Task directions
Track down each line that has the word "competition" and copy it.

── The data

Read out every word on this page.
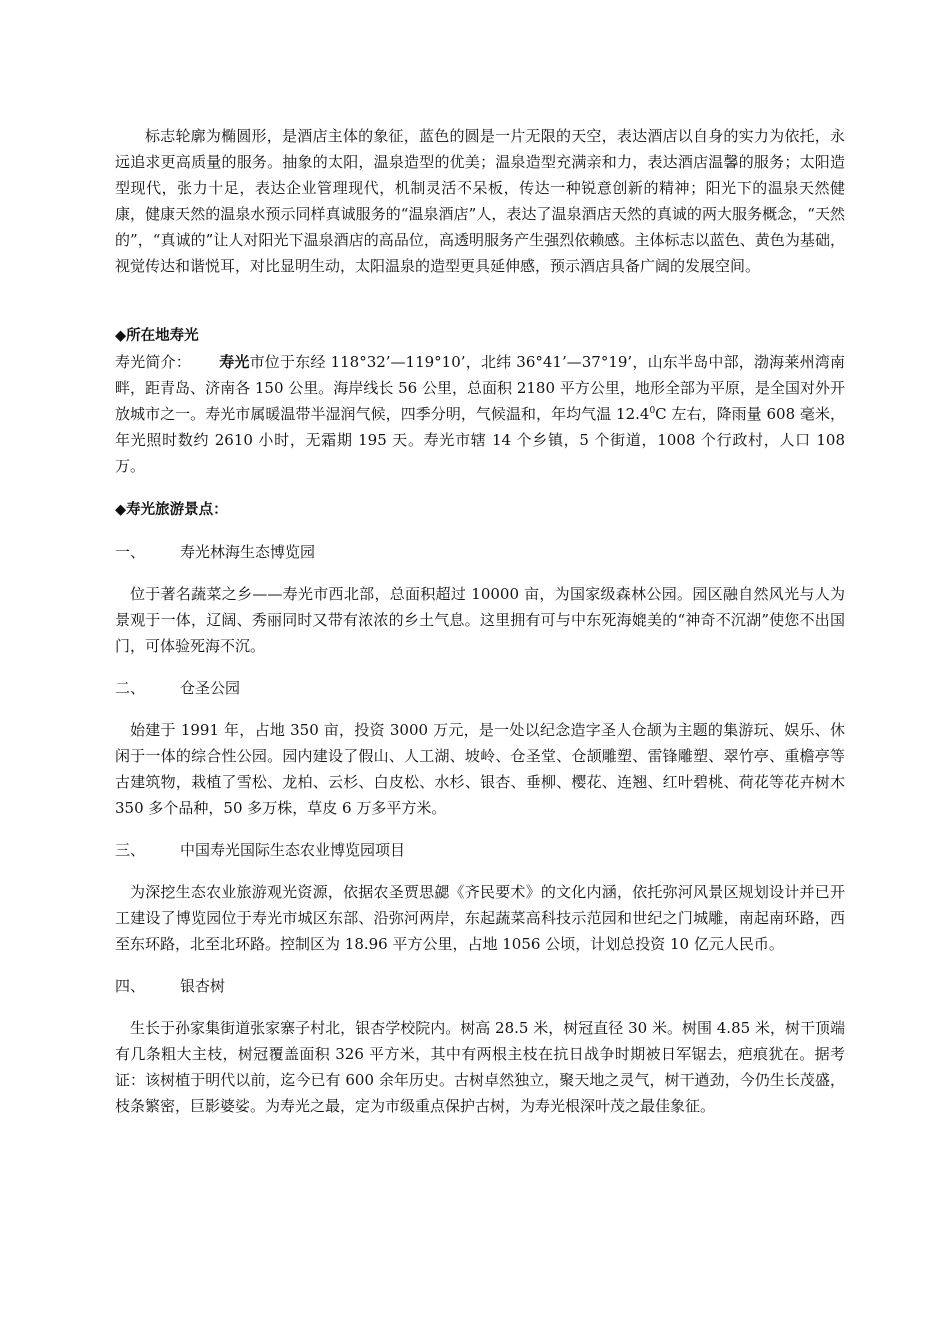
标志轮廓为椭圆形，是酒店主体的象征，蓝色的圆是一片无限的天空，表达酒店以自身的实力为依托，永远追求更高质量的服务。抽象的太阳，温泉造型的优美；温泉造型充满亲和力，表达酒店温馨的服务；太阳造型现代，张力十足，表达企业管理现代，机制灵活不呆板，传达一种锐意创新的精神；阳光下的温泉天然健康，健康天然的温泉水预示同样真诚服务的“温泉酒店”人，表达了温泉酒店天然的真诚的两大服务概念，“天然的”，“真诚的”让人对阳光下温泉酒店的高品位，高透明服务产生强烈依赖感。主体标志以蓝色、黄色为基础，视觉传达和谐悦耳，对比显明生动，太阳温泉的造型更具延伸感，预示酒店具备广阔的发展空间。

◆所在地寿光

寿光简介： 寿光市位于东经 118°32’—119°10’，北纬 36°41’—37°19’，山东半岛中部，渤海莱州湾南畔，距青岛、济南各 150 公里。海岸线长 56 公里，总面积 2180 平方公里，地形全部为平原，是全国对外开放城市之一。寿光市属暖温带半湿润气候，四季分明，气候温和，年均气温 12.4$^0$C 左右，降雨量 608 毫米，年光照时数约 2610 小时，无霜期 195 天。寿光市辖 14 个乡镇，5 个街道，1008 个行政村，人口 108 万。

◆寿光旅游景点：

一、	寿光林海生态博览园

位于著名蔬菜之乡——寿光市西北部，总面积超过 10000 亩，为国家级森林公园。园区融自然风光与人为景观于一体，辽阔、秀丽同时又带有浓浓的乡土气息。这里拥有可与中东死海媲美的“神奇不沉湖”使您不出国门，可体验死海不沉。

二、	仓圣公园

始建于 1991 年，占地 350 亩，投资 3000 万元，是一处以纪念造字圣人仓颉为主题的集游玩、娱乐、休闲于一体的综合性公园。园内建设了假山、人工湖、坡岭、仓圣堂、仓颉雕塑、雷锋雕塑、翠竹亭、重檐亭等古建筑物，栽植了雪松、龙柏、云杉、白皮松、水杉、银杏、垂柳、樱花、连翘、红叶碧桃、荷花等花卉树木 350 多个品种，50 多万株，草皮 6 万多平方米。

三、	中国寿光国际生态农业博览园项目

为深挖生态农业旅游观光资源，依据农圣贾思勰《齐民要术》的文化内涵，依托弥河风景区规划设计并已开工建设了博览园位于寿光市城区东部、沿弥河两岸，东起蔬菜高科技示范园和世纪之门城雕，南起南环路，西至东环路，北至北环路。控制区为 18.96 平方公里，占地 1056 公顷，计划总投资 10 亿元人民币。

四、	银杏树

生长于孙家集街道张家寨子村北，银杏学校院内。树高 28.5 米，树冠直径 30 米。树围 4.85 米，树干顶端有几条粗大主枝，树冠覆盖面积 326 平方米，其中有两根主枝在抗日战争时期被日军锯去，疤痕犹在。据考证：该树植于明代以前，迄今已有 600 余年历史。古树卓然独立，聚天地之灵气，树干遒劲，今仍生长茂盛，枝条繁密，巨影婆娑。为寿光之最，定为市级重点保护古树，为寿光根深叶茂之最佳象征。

────
── The data

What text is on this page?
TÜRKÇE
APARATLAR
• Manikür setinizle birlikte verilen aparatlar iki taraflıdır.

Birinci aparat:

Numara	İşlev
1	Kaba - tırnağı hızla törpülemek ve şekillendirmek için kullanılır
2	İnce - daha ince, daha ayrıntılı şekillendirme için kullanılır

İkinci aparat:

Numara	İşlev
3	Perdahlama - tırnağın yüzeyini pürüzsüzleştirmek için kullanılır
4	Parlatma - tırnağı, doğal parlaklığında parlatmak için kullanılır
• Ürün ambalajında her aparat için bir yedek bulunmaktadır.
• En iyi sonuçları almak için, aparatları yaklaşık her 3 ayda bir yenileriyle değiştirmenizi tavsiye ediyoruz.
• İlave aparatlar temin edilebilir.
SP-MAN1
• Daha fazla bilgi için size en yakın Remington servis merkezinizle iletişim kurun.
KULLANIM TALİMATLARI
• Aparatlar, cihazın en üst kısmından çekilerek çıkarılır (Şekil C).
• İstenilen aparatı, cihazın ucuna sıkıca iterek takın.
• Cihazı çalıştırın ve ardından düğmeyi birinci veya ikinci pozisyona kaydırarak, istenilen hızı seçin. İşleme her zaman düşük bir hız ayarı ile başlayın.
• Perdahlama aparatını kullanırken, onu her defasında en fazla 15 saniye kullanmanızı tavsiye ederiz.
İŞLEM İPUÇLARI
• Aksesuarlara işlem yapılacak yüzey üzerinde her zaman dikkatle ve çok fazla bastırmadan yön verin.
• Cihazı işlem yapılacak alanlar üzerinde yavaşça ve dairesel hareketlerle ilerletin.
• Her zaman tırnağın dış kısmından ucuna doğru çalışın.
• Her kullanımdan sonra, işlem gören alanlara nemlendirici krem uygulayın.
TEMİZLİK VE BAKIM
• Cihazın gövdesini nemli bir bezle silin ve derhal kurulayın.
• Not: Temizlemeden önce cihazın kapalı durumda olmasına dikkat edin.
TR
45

────
── The data

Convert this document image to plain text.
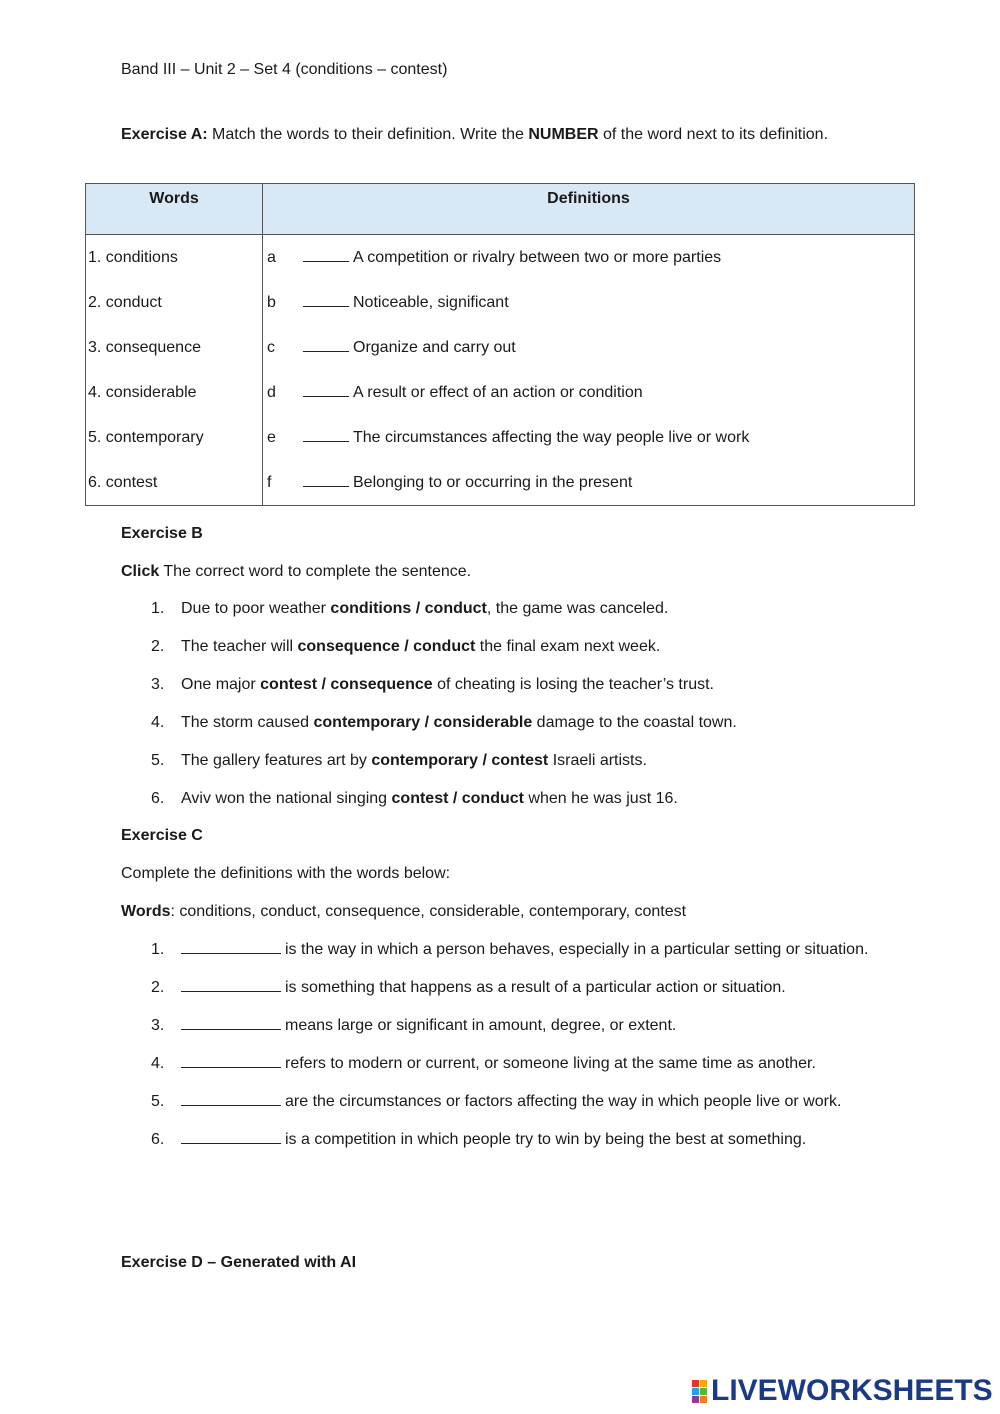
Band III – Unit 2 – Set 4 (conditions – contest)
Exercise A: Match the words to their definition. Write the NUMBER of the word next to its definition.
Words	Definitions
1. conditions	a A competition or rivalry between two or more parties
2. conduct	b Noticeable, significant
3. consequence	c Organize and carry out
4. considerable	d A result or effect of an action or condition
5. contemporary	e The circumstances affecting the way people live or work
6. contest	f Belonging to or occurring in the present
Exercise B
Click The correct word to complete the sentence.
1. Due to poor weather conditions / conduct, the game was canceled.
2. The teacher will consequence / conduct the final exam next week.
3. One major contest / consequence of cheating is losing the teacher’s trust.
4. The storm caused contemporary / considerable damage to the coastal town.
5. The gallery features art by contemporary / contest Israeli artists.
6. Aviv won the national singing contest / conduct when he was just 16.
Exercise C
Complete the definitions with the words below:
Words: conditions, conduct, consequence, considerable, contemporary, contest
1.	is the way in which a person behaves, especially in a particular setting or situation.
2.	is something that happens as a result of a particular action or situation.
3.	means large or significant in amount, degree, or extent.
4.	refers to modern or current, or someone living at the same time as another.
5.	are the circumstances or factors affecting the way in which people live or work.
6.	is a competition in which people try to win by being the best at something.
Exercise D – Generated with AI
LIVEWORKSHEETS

────

Output for this exercise
1. conditions	a A competition or rivalry between two or more parties
6.	is a competition in which people try to win by being the best at something.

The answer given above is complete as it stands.